WHAT YOU NEED TO DO:
Retype the records that come next, word for word.

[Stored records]
───
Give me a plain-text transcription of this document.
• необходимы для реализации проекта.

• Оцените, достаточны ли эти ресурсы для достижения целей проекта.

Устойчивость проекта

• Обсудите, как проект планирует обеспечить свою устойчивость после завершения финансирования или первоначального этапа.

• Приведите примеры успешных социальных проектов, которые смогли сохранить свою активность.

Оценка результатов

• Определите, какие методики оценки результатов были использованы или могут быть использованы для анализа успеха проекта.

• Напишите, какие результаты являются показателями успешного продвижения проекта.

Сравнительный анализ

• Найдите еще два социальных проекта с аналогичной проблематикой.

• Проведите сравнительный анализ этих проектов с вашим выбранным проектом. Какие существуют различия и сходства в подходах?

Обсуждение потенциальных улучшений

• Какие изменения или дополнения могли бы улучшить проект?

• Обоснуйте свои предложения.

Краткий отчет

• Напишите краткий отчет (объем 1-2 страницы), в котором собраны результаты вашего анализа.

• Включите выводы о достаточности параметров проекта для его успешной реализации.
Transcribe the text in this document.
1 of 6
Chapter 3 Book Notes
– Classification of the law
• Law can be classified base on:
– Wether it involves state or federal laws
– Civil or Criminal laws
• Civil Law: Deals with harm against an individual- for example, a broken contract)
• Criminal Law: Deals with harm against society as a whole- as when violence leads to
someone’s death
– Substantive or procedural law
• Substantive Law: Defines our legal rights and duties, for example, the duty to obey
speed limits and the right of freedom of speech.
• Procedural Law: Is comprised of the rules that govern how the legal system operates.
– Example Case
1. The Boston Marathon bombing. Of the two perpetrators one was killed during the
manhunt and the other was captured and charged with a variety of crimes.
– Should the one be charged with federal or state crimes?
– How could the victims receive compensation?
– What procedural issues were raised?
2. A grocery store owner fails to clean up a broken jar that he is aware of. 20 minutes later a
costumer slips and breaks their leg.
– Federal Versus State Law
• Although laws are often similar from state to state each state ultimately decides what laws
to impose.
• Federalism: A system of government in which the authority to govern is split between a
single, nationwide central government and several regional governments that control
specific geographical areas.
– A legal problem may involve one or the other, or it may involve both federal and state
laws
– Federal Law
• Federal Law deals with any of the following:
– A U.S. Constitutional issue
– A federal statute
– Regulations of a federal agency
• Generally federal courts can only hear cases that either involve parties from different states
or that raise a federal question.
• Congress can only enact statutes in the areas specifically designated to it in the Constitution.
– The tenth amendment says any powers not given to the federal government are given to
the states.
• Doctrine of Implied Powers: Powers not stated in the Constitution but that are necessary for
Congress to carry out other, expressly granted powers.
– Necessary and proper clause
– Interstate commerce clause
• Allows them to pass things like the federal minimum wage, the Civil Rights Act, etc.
───
OUTPUT OF THE TASK:
Give me a plain-text transcription of this document.
• необходимы для реализации проекта.

• Оцените, достаточны ли эти ресурсы для достижения целей проекта.

Устойчивость проекта

• Обсудите, как проект планирует обеспечить свою устойчивость после завершения финансирования или первоначального этапа.

• Приведите примеры успешных социальных проектов, которые смогли сохранить свою активность.

Оценка результатов

• Определите, какие методики оценки результатов были использованы или могут быть использованы для анализа успеха проекта.

• Напишите, какие результаты являются показателями успешного продвижения проекта.

Сравнительный анализ

• Найдите еще два социальных проекта с аналогичной проблематикой.

• Проведите сравнительный анализ этих проектов с вашим выбранным проектом. Какие существуют различия и сходства в подходах?

Обсуждение потенциальных улучшений

• Какие изменения или дополнения могли бы улучшить проект?

• Обоснуйте свои предложения.

Краткий отчет

• Напишите краткий отчет (объем 1-2 страницы), в котором собраны результаты вашего анализа.

• Включите выводы о достаточности параметров проекта для его успешной реализации.
Transcribe the text in this document.
1 of 6
Chapter 3 Book Notes
– Classification of the law
• Law can be classified base on:
– Wether it involves state or federal laws
– Civil or Criminal laws
• Civil Law: Deals with harm against an individual- for example, a broken contract)
• Criminal Law: Deals with harm against society as a whole- as when violence leads to
someone’s death
– Substantive or procedural law
• Substantive Law: Defines our legal rights and duties, for example, the duty to obey
speed limits and the right of freedom of speech.
• Procedural Law: Is comprised of the rules that govern how the legal system operates.
– Example Case
1. The Boston Marathon bombing. Of the two perpetrators one was killed during the
manhunt and the other was captured and charged with a variety of crimes.
– Should the one be charged with federal or state crimes?
– How could the victims receive compensation?
– What procedural issues were raised?
2. A grocery store owner fails to clean up a broken jar that he is aware of. 20 minutes later a
costumer slips and breaks their leg.
– Federal Versus State Law
• Although laws are often similar from state to state each state ultimately decides what laws
to impose.
• Federalism: A system of government in which the authority to govern is split between a
single, nationwide central government and several regional governments that control
specific geographical areas.
– A legal problem may involve one or the other, or it may involve both federal and state
laws
– Federal Law
• Federal Law deals with any of the following:
– A U.S. Constitutional issue
– A federal statute
– Regulations of a federal agency
• Generally federal courts can only hear cases that either involve parties from different states
or that raise a federal question.
• Congress can only enact statutes in the areas specifically designated to it in the Constitution.
– The tenth amendment says any powers not given to the federal government are given to
the states.
• Doctrine of Implied Powers: Powers not stated in the Constitution but that are necessary for
Congress to carry out other, expressly granted powers.
– Necessary and proper clause
– Interstate commerce clause
• Allows them to pass things like the federal minimum wage, the Civil Rights Act, etc.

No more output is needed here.